— Start —
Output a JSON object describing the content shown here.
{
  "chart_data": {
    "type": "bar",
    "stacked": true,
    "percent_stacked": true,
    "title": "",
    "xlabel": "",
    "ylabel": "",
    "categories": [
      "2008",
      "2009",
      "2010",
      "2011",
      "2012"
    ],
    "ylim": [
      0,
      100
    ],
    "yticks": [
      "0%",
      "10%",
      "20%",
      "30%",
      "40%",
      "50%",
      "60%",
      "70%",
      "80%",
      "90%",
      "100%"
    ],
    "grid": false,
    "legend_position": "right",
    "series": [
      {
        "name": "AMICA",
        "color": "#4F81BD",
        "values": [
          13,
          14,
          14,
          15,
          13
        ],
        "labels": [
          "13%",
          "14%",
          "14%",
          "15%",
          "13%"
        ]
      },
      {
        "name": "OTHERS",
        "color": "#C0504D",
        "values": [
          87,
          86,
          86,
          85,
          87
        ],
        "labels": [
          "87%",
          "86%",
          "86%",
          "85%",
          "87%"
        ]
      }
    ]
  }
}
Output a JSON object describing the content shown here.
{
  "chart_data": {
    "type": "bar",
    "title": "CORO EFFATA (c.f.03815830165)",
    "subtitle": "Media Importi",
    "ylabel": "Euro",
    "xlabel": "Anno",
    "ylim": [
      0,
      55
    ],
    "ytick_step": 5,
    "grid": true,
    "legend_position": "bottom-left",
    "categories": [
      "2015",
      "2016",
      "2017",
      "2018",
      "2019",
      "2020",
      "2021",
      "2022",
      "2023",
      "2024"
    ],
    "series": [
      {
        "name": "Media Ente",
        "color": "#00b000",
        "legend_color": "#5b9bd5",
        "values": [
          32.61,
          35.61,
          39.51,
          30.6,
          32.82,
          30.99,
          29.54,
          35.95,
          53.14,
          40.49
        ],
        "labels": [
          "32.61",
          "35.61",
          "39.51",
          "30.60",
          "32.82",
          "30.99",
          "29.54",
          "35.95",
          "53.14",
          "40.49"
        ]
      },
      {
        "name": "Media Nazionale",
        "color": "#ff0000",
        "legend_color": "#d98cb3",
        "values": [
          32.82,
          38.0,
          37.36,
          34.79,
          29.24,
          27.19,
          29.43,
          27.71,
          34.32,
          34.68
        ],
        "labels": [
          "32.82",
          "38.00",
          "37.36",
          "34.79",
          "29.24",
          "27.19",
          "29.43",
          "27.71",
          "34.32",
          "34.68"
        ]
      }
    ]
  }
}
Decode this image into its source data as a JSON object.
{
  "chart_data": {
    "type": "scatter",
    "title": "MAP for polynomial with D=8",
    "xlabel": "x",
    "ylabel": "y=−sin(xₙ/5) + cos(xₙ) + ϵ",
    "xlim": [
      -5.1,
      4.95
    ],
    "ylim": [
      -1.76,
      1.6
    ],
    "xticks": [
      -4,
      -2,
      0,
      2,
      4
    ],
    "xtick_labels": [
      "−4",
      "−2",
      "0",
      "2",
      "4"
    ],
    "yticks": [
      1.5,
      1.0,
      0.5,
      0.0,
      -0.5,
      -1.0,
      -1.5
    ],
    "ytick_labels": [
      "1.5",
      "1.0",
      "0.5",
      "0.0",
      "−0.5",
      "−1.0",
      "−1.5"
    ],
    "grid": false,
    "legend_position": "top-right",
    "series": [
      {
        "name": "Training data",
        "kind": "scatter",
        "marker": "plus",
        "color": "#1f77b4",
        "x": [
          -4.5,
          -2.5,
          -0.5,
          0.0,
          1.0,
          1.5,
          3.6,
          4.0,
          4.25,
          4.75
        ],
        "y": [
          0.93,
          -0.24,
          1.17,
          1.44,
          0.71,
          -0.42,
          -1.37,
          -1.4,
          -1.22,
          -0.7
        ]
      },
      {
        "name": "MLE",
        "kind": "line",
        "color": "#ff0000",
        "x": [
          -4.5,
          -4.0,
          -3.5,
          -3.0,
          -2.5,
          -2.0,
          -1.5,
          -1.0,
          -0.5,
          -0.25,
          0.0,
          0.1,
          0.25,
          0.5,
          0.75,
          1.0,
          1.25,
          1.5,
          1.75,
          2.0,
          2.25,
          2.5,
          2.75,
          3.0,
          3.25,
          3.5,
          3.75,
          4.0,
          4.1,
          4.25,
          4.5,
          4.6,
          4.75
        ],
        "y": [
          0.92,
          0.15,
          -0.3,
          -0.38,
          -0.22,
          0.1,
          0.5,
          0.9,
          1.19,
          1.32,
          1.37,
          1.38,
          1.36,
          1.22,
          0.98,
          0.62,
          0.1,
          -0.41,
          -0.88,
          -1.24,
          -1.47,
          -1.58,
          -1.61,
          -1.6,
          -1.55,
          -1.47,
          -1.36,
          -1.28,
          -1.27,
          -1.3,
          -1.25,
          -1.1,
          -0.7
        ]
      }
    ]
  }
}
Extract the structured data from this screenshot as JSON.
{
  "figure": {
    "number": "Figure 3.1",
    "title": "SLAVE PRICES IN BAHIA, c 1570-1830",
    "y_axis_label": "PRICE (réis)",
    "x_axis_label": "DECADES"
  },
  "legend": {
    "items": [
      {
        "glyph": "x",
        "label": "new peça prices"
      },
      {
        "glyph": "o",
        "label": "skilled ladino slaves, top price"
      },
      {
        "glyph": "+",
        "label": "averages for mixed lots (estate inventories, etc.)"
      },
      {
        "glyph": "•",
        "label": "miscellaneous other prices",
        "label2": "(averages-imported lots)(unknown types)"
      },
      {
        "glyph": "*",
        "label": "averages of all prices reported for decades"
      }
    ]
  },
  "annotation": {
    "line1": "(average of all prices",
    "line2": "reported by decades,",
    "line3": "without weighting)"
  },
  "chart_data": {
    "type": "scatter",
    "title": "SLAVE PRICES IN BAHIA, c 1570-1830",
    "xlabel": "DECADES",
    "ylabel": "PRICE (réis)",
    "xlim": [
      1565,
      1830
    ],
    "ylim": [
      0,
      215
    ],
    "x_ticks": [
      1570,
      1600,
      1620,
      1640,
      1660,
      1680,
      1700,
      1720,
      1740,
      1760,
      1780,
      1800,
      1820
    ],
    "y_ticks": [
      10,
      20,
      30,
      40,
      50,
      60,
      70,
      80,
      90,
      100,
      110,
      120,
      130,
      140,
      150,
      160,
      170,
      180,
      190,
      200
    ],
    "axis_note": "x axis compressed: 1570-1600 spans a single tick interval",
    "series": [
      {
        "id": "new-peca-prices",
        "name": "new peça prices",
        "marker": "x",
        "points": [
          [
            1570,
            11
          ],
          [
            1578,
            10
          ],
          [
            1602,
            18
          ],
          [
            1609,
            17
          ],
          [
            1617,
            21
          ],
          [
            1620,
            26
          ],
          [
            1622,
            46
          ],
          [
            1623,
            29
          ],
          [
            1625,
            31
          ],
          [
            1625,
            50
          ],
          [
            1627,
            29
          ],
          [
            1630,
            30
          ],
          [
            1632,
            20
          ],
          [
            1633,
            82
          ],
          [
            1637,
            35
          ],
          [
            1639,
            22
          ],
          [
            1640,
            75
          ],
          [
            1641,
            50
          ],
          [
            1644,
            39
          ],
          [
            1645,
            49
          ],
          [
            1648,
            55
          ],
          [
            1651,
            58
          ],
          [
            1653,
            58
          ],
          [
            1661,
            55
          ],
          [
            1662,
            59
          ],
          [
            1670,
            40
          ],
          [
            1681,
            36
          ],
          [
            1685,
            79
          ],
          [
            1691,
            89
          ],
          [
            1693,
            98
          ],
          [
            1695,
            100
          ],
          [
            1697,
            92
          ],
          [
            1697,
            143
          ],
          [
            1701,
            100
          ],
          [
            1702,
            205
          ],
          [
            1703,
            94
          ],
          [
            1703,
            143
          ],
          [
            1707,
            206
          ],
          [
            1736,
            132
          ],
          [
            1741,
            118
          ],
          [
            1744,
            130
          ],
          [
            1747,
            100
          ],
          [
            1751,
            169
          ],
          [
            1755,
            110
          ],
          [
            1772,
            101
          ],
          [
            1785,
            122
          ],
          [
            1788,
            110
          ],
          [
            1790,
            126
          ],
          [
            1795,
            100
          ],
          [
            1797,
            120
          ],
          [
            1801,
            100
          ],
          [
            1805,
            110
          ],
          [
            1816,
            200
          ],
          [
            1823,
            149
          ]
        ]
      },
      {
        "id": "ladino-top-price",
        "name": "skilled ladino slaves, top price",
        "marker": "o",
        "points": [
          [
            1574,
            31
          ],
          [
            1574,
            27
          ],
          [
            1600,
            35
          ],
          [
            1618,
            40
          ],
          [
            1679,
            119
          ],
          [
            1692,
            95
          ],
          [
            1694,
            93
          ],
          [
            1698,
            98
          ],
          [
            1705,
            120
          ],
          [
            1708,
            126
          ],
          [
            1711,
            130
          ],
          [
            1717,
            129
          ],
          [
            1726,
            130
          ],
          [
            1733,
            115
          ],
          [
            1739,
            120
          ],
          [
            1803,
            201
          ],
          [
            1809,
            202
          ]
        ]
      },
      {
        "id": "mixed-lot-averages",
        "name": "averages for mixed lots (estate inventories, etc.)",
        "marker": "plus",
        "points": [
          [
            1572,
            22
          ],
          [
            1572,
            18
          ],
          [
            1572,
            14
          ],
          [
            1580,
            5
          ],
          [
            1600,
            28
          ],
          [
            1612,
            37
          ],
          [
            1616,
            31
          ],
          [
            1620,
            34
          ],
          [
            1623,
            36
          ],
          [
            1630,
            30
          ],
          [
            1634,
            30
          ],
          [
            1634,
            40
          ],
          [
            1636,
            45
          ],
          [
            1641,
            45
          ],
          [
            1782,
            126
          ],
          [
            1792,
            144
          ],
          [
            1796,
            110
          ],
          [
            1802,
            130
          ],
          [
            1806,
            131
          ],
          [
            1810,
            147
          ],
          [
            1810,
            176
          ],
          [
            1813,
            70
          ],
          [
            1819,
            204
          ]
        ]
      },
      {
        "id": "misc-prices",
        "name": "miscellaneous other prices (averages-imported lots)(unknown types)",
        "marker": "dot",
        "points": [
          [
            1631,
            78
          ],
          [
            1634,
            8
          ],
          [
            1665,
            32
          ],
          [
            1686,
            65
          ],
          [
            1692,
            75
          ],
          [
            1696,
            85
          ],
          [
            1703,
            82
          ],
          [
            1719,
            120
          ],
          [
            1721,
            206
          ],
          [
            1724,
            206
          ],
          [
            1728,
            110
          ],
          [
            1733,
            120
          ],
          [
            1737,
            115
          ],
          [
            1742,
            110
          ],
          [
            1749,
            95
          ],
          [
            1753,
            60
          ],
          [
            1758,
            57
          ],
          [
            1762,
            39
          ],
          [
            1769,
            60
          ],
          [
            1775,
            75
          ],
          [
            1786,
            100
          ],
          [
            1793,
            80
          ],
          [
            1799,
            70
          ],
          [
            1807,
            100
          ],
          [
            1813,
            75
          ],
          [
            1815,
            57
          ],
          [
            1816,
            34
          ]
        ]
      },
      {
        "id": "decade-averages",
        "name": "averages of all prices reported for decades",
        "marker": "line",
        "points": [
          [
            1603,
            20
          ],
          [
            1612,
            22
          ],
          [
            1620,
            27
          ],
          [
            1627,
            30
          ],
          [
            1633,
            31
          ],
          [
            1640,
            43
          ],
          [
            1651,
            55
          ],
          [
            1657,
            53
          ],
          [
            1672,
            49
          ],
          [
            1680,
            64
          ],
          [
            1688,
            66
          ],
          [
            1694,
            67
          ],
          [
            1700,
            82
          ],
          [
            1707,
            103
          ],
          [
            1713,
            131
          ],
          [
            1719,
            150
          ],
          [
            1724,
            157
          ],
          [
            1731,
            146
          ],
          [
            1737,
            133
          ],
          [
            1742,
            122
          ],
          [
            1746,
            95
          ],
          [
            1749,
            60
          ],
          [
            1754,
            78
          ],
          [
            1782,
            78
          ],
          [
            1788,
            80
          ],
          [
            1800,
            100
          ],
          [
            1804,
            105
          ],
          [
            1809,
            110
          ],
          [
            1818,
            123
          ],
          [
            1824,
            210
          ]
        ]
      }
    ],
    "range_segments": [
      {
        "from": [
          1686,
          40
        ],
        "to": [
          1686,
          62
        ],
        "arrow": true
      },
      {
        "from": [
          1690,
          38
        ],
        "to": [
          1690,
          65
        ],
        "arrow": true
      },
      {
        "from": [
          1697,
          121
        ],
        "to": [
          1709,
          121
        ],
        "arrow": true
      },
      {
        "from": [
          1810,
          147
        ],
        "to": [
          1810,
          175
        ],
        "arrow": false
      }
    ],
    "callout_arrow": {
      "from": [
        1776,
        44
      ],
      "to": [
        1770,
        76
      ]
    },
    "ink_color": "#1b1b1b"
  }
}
— End —
- Work required: Gather each line holding the string "types".

- Task response:
        "label2": "(averages-imported lots)(unknown types)"
        "name": "miscellaneous other prices (averages-imported lots)(unknown types)",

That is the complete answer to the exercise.